Challenge -> Return all the data, word for word.

(Dataset rows)
········
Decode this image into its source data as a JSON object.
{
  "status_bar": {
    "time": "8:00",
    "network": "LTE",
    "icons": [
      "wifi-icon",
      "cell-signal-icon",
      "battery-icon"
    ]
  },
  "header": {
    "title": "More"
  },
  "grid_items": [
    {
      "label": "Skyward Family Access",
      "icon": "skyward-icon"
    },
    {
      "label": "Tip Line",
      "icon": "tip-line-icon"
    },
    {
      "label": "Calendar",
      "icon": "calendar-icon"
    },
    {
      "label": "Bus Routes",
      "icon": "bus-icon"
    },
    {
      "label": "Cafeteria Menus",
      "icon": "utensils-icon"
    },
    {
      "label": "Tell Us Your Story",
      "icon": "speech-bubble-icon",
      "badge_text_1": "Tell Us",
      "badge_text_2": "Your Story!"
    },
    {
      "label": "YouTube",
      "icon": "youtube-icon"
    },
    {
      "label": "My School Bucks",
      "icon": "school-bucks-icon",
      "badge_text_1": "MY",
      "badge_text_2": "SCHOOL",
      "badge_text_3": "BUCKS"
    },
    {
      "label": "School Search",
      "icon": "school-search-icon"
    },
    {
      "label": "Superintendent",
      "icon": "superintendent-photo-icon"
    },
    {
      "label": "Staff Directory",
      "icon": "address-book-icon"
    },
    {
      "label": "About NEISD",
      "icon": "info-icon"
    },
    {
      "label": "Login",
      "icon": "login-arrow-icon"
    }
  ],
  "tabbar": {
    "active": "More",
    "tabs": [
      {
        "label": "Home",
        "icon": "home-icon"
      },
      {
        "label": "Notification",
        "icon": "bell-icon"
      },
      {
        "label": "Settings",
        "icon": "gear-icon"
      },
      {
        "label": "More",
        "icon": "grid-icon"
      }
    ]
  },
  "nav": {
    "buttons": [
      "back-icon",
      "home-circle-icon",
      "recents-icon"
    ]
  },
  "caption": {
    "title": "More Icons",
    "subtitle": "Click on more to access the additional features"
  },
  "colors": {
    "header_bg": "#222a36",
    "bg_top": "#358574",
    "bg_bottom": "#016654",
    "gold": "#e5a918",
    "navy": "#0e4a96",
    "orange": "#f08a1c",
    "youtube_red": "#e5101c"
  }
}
········
Written solution ->
Decode this image into its source data as a JSON object.
{
  "status_bar": {
    "time": "8:00",
    "network": "LTE",
    "icons": [
      "wifi-icon",
      "cell-signal-icon",
      "battery-icon"
    ]
  },
  "header": {
    "title": "More"
  },
  "grid_items": [
    {
      "label": "Skyward Family Access",
      "icon": "skyward-icon"
    },
    {
      "label": "Tip Line",
      "icon": "tip-line-icon"
    },
    {
      "label": "Calendar",
      "icon": "calendar-icon"
    },
    {
      "label": "Bus Routes",
      "icon": "bus-icon"
    },
    {
      "label": "Cafeteria Menus",
      "icon": "utensils-icon"
    },
    {
      "label": "Tell Us Your Story",
      "icon": "speech-bubble-icon",
      "badge_text_1": "Tell Us",
      "badge_text_2": "Your Story!"
    },
    {
      "label": "YouTube",
      "icon": "youtube-icon"
    },
    {
      "label": "My School Bucks",
      "icon": "school-bucks-icon",
      "badge_text_1": "MY",
      "badge_text_2": "SCHOOL",
      "badge_text_3": "BUCKS"
    },
    {
      "label": "School Search",
      "icon": "school-search-icon"
    },
    {
      "label": "Superintendent",
      "icon": "superintendent-photo-icon"
    },
    {
      "label": "Staff Directory",
      "icon": "address-book-icon"
    },
    {
      "label": "About NEISD",
      "icon": "info-icon"
    },
    {
      "label": "Login",
      "icon": "login-arrow-icon"
    }
  ],
  "tabbar": {
    "active": "More",
    "tabs": [
      {
        "label": "Home",
        "icon": "home-icon"
      },
      {
        "label": "Notification",
        "icon": "bell-icon"
      },
      {
        "label": "Settings",
        "icon": "gear-icon"
      },
      {
        "label": "More",
        "icon": "grid-icon"
      }
    ]
  },
  "nav": {
    "buttons": [
      "back-icon",
      "home-circle-icon",
      "recents-icon"
    ]
  },
  "caption": {
    "title": "More Icons",
    "subtitle": "Click on more to access the additional features"
  },
  "colors": {
    "header_bg": "#222a36",
    "bg_top": "#358574",
    "bg_bottom": "#016654",
    "gold": "#e5a918",
    "navy": "#0e4a96",
    "orange": "#f08a1c",
    "youtube_red": "#e5101c"
  }
}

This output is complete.